┌────────

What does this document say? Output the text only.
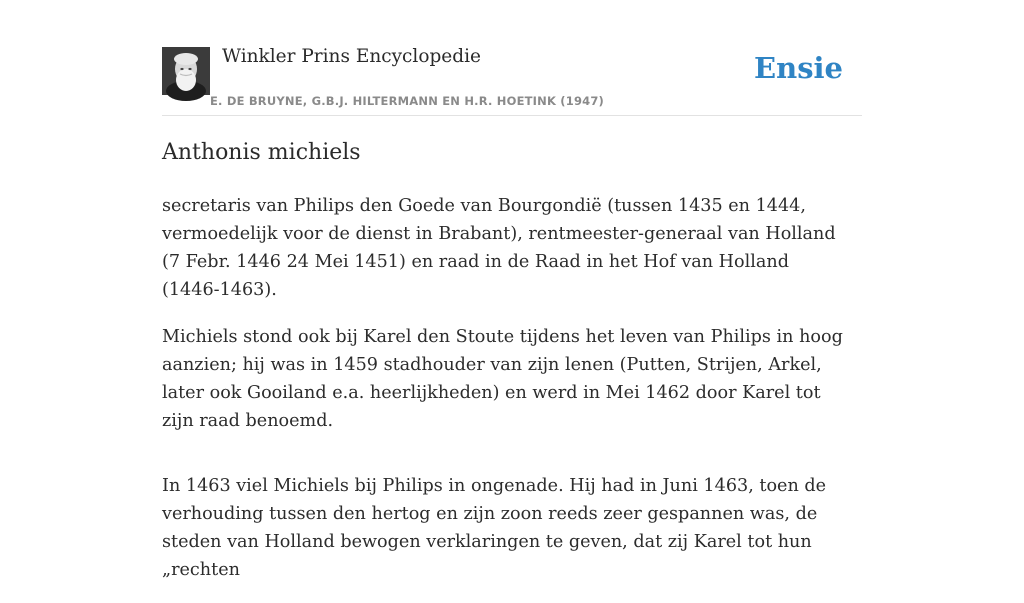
Winkler Prins Encyclopedie
E. DE BRUYNE, G.B.J. HILTERMANN EN H.R. HOETINK (1947)
Ensie
Anthonis michiels

secretaris van Philips den Goede van Bourgondië (tussen 1435 en 1444, vermoedelijk voor de dienst in Brabant), rentmeester-generaal van Holland (7 Febr. 1446 24 Mei 1451) en raad in de Raad in het Hof van Holland (1446-1463).

Michiels stond ook bij Karel den Stoute tijdens het leven van Philips in hoog aanzien; hij was in 1459 stadhouder van zijn lenen (Putten, Strijen, Arkel, later ook Gooiland e.a. heerlijkheden) en werd in Mei 1462 door Karel tot zijn raad benoemd.

In 1463 viel Michiels bij Philips in ongenade. Hij had in Juni 1463, toen de verhouding tussen den hertog en zijn zoon reeds zeer gespannen was, de steden van Holland bewogen verklaringen te geven, dat zij Karel tot hun „rechten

└────────

Repeat the material above in full and exactly, omitting the pictures.

What does this document say? Output the text only.
Winkler Prins Encyclopedie
E. DE BRUYNE, G.B.J. HILTERMANN EN H.R. HOETINK (1947)
Ensie
Anthonis michiels

secretaris van Philips den Goede van Bourgondië (tussen 1435 en 1444, vermoedelijk voor de dienst in Brabant), rentmeester-generaal van Holland (7 Febr. 1446 24 Mei 1451) en raad in de Raad in het Hof van Holland (1446-1463).

Michiels stond ook bij Karel den Stoute tijdens het leven van Philips in hoog aanzien; hij was in 1459 stadhouder van zijn lenen (Putten, Strijen, Arkel, later ook Gooiland e.a. heerlijkheden) en werd in Mei 1462 door Karel tot zijn raad benoemd.

In 1463 viel Michiels bij Philips in ongenade. Hij had in Juni 1463, toen de verhouding tussen den hertog en zijn zoon reeds zeer gespannen was, de steden van Holland bewogen verklaringen te geven, dat zij Karel tot hun „rechten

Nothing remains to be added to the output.